■ Directions for this task
Output every record word for word.
## BEGIN Records to process
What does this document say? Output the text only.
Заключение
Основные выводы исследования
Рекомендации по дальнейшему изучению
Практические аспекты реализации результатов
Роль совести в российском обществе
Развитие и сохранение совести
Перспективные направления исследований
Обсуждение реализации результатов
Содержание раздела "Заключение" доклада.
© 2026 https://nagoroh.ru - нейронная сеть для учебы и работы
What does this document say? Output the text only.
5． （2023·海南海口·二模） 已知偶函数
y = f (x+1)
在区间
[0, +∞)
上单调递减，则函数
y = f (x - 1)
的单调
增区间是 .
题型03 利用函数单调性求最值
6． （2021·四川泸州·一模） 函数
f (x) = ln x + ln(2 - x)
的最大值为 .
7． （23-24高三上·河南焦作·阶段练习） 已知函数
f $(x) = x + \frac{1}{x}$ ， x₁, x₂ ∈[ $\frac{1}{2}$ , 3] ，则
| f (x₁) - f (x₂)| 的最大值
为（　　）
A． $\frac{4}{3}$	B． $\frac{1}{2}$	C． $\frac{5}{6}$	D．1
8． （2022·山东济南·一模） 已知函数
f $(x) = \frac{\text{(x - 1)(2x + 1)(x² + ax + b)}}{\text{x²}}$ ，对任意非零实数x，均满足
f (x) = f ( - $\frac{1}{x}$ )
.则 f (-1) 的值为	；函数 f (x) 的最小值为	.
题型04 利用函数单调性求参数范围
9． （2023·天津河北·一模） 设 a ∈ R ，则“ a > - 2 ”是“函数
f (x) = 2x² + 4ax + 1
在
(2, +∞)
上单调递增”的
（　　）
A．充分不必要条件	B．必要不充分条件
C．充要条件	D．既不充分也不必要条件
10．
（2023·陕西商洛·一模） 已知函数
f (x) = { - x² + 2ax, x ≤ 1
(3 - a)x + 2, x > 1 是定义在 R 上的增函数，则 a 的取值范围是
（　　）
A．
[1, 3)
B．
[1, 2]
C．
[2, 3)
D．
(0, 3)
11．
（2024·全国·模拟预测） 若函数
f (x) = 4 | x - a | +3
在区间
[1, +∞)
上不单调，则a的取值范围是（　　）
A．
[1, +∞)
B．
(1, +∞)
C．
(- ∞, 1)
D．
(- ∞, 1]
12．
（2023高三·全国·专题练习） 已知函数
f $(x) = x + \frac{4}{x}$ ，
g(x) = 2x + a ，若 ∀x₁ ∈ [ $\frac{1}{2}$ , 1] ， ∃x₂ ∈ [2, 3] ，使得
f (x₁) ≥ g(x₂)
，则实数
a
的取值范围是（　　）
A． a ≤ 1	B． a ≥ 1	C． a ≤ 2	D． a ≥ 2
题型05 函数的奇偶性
## END Records to process
■ Answer to the exercise
What does this document say? Output the text only.
Заключение
Основные выводы исследования
Рекомендации по дальнейшему изучению
Практические аспекты реализации результатов
Роль совести в российском обществе
Развитие и сохранение совести
Перспективные направления исследований
Обсуждение реализации результатов
Содержание раздела "Заключение" доклада.
© 2026 https://nagoroh.ru - нейронная сеть для учебы и работы
What does this document say? Output the text only.
5． （2023·海南海口·二模） 已知偶函数
y = f (x+1)
在区间
[0, +∞)
上单调递减，则函数
y = f (x - 1)
的单调
增区间是 .
题型03 利用函数单调性求最值
6． （2021·四川泸州·一模） 函数
f (x) = ln x + ln(2 - x)
的最大值为 .
7． （23-24高三上·河南焦作·阶段练习） 已知函数
f $(x) = x + \frac{1}{x}$ ， x₁, x₂ ∈[ $\frac{1}{2}$ , 3] ，则
| f (x₁) - f (x₂)| 的最大值
为（　　）
A． $\frac{4}{3}$	B． $\frac{1}{2}$	C． $\frac{5}{6}$	D．1
8． （2022·山东济南·一模） 已知函数
f $(x) = \frac{\text{(x - 1)(2x + 1)(x² + ax + b)}}{\text{x²}}$ ，对任意非零实数x，均满足
f (x) = f ( - $\frac{1}{x}$ )
.则 f (-1) 的值为	；函数 f (x) 的最小值为	.
题型04 利用函数单调性求参数范围
9． （2023·天津河北·一模） 设 a ∈ R ，则“ a > - 2 ”是“函数
f (x) = 2x² + 4ax + 1
在
(2, +∞)
上单调递增”的
（　　）
A．充分不必要条件	B．必要不充分条件
C．充要条件	D．既不充分也不必要条件
10．
（2023·陕西商洛·一模） 已知函数
f (x) = { - x² + 2ax, x ≤ 1
(3 - a)x + 2, x > 1 是定义在 R 上的增函数，则 a 的取值范围是
（　　）
A．
[1, 3)
B．
[1, 2]
C．
[2, 3)
D．
(0, 3)
11．
（2024·全国·模拟预测） 若函数
f (x) = 4 | x - a | +3
在区间
[1, +∞)
上不单调，则a的取值范围是（　　）
A．
[1, +∞)
B．
(1, +∞)
C．
(- ∞, 1)
D．
(- ∞, 1]
12．
（2023高三·全国·专题练习） 已知函数
f $(x) = x + \frac{4}{x}$ ，
g(x) = 2x + a ，若 ∀x₁ ∈ [ $\frac{1}{2}$ , 1] ， ∃x₂ ∈ [2, 3] ，使得
f (x₁) ≥ g(x₂)
，则实数
a
的取值范围是（　　）
A． a ≤ 1	B． a ≥ 1	C． a ≤ 2	D． a ≥ 2
题型05 函数的奇偶性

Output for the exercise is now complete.